__Task brief__. Scan the records and identify every line in which the string "didn" occurs, then return those lines.

__Information provided__.
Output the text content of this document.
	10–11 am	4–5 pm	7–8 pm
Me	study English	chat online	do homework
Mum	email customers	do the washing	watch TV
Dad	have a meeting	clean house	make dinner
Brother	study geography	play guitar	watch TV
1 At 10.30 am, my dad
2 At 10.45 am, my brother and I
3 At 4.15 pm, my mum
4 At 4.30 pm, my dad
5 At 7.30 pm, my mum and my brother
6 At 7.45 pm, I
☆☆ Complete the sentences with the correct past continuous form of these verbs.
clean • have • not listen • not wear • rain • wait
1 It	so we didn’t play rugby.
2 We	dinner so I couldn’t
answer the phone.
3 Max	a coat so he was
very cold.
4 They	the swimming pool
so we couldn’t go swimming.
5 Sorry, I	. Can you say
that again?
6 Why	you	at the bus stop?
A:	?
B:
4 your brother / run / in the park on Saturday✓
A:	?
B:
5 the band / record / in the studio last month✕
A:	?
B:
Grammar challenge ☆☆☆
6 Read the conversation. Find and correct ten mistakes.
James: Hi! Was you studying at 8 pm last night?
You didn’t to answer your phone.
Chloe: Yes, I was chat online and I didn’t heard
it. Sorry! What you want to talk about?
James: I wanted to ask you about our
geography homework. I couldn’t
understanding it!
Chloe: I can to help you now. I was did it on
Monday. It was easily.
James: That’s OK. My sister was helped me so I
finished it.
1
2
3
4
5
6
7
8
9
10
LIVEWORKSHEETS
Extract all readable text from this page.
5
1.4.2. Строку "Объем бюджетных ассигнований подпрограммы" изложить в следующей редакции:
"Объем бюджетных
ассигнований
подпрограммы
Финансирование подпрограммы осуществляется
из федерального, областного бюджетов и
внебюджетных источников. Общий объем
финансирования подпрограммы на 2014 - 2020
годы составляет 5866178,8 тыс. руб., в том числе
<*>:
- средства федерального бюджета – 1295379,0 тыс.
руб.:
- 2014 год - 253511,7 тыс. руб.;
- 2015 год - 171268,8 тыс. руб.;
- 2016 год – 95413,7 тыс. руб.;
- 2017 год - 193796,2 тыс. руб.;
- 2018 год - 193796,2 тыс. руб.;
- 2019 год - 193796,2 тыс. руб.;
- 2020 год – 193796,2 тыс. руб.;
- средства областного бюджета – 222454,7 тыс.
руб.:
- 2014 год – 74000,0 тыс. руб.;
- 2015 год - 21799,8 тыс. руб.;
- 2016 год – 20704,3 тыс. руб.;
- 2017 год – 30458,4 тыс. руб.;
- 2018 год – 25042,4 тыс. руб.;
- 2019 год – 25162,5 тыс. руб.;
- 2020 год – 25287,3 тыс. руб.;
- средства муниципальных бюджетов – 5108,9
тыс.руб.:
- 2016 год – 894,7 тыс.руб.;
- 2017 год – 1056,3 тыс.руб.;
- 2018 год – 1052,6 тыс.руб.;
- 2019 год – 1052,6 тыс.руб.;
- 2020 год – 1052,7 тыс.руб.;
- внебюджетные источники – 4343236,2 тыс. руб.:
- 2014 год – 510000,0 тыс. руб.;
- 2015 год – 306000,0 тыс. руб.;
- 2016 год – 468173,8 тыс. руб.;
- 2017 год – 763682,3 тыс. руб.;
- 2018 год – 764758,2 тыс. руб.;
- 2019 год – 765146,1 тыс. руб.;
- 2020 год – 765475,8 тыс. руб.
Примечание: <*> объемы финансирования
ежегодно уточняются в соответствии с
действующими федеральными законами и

__Result of the task__.
1 It	so we didn’t play rugby.
You didn’t to answer your phone.
Chloe: Yes, I was chat online and I didn’t heard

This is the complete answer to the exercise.